Within the listing below, show every line that contains the word "Categories".

⁂

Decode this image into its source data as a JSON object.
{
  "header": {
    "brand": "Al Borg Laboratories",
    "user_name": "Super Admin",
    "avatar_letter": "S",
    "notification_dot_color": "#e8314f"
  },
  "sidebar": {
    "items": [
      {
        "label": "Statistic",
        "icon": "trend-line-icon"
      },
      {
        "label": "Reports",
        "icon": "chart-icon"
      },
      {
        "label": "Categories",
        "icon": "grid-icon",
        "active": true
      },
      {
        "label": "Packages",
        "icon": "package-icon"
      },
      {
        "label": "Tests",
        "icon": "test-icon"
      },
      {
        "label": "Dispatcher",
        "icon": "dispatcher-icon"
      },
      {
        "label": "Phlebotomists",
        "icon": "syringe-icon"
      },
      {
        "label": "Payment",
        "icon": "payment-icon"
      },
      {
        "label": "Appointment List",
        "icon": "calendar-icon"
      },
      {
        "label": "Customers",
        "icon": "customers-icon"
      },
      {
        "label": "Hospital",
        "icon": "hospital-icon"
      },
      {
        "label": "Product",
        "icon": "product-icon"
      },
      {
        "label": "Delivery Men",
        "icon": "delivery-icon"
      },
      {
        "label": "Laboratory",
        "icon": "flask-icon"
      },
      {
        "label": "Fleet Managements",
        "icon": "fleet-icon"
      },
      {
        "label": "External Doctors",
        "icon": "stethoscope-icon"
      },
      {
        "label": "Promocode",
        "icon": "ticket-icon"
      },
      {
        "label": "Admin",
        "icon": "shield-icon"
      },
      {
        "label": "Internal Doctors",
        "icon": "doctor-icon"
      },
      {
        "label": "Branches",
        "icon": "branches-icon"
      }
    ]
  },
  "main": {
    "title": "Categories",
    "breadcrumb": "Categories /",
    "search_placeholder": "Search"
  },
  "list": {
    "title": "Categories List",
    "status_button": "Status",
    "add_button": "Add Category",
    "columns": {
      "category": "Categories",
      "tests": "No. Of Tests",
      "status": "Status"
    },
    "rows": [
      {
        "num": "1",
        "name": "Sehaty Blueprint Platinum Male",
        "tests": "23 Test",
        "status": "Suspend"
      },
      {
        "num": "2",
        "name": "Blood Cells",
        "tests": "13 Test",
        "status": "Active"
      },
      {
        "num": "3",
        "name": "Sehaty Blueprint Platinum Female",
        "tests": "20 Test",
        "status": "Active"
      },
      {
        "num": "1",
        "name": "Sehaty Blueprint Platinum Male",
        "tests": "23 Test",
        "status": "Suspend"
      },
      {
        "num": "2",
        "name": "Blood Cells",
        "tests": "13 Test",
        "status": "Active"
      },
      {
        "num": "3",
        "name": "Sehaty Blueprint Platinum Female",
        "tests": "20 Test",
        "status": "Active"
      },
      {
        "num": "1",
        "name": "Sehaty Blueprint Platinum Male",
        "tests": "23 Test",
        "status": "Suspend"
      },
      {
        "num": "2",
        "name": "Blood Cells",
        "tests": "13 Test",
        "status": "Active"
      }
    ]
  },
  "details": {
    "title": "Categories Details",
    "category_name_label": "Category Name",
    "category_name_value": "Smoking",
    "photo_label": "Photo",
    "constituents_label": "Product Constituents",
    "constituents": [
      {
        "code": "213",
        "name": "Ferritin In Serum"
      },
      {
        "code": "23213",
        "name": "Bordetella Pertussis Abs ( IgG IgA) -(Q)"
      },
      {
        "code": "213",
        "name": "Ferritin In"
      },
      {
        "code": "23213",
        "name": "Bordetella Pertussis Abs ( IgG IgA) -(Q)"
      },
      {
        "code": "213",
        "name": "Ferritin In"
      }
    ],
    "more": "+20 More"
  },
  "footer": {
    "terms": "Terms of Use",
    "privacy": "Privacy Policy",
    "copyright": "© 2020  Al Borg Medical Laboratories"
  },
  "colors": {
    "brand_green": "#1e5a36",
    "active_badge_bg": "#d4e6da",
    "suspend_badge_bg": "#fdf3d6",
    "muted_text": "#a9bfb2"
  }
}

⁂

*ANSWER FOR THE TASK*.
        "label": "Categories",
    "title": "Categories",
    "breadcrumb": "Categories /",
    "title": "Categories List",
      "category": "Categories",
    "title": "Categories Details",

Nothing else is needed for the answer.